Tarefas |
1. Liste todas as idades citadas no texto sobre a modelo plus size.
2. Nas linhas, reescreva o trecho que vai do início até a linha que contém "738, 143, 749]", trocando "legend-description" por "legenda" e mantendo todo o resto igual.

++++ Texto de leitura

"Me falavam que gorda não era feliz e hoje sou uma modelo de sucesso"
"Meu nome é Catharina Bersot. Comecei a engordar aos 10 anos, hoje estou com 35. No começo foi difícil porque todo mundo era magro na minha família, e eu, gorda. Achavam que eu tinha que fazer tratamento psicológico para eu entender por que tinha engordado. Minhas tias me levaram nos Vigilantes do Peso, tomei Herbalife, fiz exercícios. Vivi isso por muito tempo e nada resolveu.
Quando me lembro, que loucura... Me levavam nas pesagens, mas eu não me via como gorda. Eu era criança. Não fui mais aos Vigilantes nem fiz mais dietas malucas.
Na adolescência, veio o bullying dos amigos. Minha mãe não encontrava calças para eu ir para a escola e comprou saias longas, que iam abaixo do joelho. Debochavam de mim me perguntando se eu era crente. Como se ser crente fosse um problema.
Os caras não queriam ficar comigo na frente de todo mundo. Quando eu já tinha uns 21 anos, ouvi de um que se eu emagrecesse ele me assumiria. Mas, eu tinha minhas tiradas, sempre tive bom humor. Disse a ele: 'Posso emagrecer, mas e você? Seu pinto não vai crescer'.
Esse mesmo cara disse em uma balada que não me abraçaria porque eu era fofa como as almofadas da mãe dele. Eu respondi que fofa era a almofada mesmo, porque eu era maravilhosa. Eu sempre falei isso para mim mesma porque se eu não me olhasse com esse olhar, ninguém o faria.
Sempre fui despojada e com a resposta na ponta da língua. Quando a gente engole muito sapo, dói.
Entre 2012 e 2013, eu comecei a usar o Instagram. Frequentemente me perguntavam sobre minhas roupas, onde eu conseguia achar. Moro em Macaé, no interior do Rio. Cidade é pequena, tem 260 mil habitantes, e não temos muitas opções de moda plus size.
Comecei a sonhar em ser modelo plus size. Dos 15 aos 25 anos eu não tinha ninguém na internet que me inspirasse, que me levasse a pensar: 'Nossa, sou como ela e posso ser feliz, ter uma família'. Porque eu escutava que gorda não tem família, não casa, não tem felicidade.
Consegui fazer alguns catálogos de moda e meu perfil no Instagram começou a crescer. Comecei a trabalhar como influenciadora na minha cidade, a dar dicas de moda, onde encontrar roupas plus size, falar de restaurantes, mostrar onde arrumo meu cabelo. Aí minha família começou a pedir para eu arrumar um emprego fixo. Não entendiam o que era a internet.
Eu também tinha um trabalho fixo. De manhã eu trabalhava como recepcionista e à tarde vendia roupas. Nos intervalos eu fazia divulgações no Instagram. Rapidamente o valor que eu ganhava com as divulgações ultrapassou meu salário de recepcionista e o que eu recebia das vendas. Aí fiquei 100% com o Instagram.
O que me trouxe muita visibilidade foi o concurso de Miss Plus Size, do Estado do Rio, em 2015. Fiquei em segundo lugar. Saí em jornais, dei entrevistas na TV, fiquei muito mais conhecida. Imagina, a gorda sem perspectivas participar de um concurso? E fazer as mulheres se sentirem representadas é muito legal.

++++++++
++++ Linhas do conjunto

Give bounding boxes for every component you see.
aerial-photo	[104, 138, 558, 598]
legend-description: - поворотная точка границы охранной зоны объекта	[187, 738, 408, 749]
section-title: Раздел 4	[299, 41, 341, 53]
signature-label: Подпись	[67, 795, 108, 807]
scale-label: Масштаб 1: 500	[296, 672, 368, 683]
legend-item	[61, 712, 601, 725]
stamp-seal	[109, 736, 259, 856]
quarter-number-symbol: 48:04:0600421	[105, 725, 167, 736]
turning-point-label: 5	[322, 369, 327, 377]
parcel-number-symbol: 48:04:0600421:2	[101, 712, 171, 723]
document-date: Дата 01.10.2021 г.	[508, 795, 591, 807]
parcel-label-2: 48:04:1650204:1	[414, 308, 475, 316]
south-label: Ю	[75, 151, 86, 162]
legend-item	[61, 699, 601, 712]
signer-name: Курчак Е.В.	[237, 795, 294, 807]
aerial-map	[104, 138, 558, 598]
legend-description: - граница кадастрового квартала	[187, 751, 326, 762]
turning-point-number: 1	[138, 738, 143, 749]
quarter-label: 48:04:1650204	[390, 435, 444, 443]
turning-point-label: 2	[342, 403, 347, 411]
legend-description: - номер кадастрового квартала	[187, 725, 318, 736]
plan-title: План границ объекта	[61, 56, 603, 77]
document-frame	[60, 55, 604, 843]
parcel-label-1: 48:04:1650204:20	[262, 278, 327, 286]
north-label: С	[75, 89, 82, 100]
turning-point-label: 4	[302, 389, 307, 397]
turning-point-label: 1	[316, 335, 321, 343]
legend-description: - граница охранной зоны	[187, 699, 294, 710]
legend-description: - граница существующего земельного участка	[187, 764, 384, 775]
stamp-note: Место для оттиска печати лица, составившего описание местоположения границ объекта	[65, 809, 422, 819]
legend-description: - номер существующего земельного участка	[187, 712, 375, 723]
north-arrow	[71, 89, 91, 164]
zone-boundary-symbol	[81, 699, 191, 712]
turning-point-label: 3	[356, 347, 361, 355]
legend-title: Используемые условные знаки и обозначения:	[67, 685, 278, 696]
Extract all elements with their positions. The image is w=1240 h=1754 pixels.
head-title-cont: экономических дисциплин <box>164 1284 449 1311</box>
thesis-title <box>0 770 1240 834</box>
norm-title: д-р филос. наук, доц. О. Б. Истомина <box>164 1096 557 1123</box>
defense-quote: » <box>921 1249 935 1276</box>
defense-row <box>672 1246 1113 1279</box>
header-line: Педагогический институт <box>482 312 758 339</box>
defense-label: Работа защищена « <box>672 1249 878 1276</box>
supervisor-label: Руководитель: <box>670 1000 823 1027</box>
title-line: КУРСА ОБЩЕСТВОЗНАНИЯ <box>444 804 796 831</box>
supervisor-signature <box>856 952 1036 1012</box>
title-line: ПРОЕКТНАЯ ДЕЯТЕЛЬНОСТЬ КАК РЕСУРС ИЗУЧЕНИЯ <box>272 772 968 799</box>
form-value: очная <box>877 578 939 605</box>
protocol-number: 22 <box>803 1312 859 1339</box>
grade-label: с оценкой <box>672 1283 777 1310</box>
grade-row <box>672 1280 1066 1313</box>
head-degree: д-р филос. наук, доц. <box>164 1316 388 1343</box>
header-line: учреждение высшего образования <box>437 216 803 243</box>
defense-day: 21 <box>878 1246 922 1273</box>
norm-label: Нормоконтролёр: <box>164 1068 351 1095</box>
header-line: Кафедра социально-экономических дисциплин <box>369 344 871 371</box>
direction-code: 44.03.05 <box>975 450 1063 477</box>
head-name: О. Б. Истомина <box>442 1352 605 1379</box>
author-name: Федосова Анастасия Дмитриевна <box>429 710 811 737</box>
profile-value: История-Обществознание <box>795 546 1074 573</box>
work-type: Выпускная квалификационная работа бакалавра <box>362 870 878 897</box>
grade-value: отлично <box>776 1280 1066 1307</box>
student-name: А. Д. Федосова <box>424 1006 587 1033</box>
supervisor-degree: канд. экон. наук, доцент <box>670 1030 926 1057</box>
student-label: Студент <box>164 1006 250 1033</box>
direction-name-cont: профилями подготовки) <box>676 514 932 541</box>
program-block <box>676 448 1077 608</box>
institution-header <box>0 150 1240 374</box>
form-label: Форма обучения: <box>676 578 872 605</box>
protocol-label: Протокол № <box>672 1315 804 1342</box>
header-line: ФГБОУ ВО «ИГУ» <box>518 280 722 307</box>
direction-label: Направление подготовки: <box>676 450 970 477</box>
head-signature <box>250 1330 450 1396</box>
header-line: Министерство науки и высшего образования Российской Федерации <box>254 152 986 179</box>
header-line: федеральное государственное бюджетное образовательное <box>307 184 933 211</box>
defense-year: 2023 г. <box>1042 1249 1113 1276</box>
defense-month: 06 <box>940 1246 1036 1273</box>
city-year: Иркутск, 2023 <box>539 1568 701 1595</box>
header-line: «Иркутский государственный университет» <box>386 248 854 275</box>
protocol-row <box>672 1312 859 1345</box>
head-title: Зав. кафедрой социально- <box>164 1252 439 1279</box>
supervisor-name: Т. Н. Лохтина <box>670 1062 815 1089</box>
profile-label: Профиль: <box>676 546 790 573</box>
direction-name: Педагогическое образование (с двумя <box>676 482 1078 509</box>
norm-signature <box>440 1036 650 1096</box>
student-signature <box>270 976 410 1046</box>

++++++++

Resultados |
1. 10 anos, 35 anos, 21 anos, 15 anos e 25 anos

2.
Give bounding boxes for every component you see.
aerial-photo	[104, 138, 558, 598]
legenda: - поворотная точка границы охранной зоны объекта	[187, 738, 408, 749]
section-title: Раздел 4	[299, 41, 341, 53]
signature-label: Подпись	[67, 795, 108, 807]
scale-label: Масштаб 1: 500	[296, 672, 368, 683]
legend-item	[61, 712, 601, 725]
stamp-seal	[109, 736, 259, 856]
quarter-number-symbol: 48:04:0600421	[105, 725, 167, 736]
turning-point-label: 5	[322, 369, 327, 377]
parcel-number-symbol: 48:04:0600421:2	[101, 712, 171, 723]
document-date: Дата 01.10.2021 г.	[508, 795, 591, 807]
parcel-label-2: 48:04:1650204:1	[414, 308, 475, 316]
south-label: Ю	[75, 151, 86, 162]
legend-item	[61, 699, 601, 712]
signer-name: Курчак Е.В.	[237, 795, 294, 807]
aerial-map	[104, 138, 558, 598]
legenda: - граница кадастрового квартала	[187, 751, 326, 762]
turning-point-number: 1	[138, 738, 143, 749]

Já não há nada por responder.